■ What you are asked to do ■
Only the number is wanted: count the lines that contain "text".

>>

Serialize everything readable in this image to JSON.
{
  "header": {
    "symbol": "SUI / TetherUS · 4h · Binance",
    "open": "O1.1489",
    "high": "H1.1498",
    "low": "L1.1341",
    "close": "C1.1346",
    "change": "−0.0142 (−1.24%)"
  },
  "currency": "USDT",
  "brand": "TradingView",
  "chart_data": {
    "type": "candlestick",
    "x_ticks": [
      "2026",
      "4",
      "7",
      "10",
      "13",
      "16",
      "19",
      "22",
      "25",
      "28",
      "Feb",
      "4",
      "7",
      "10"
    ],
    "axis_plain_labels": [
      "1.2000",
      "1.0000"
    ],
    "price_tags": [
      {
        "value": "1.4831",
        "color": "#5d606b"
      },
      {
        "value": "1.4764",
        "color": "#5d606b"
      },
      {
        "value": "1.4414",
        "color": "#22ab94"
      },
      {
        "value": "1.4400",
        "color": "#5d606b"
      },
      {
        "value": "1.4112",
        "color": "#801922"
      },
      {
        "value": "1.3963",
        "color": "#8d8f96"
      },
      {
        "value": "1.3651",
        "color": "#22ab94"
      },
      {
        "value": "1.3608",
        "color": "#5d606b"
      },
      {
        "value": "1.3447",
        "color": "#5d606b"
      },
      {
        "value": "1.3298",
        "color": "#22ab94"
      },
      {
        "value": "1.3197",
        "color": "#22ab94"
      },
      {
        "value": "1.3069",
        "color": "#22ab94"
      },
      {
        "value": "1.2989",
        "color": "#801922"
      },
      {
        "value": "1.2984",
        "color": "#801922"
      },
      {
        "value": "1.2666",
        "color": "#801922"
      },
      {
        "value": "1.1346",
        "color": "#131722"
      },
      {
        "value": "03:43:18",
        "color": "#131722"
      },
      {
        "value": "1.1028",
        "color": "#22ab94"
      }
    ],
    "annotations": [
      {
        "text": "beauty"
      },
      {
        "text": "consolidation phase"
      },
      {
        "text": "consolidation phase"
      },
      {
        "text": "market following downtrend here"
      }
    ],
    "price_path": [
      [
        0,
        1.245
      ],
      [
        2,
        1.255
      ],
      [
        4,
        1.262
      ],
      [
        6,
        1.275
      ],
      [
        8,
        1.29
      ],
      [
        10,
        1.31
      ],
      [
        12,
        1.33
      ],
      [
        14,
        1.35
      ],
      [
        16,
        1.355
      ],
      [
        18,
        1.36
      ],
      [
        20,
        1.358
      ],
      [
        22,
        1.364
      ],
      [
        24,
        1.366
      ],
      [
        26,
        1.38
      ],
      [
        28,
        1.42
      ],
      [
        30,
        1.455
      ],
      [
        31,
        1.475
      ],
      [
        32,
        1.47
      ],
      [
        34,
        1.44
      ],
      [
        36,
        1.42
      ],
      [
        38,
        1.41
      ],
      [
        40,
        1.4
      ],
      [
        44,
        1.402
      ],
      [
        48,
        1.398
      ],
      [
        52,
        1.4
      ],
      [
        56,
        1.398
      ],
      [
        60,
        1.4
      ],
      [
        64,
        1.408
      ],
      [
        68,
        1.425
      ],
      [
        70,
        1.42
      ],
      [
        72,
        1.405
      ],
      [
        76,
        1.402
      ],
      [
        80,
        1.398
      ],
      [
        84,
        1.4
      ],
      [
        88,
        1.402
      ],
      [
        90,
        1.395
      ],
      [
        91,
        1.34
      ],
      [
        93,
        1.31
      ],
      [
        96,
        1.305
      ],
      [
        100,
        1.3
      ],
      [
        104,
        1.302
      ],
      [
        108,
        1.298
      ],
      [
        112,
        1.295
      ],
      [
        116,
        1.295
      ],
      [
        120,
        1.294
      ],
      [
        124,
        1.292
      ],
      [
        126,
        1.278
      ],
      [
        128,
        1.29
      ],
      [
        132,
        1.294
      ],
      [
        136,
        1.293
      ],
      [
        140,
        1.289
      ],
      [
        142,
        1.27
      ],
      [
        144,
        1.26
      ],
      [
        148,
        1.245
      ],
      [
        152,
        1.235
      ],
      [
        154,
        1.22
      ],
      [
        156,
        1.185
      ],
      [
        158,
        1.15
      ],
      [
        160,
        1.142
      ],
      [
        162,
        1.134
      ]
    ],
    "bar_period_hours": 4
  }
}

<<

■ Result of this exercise ■
4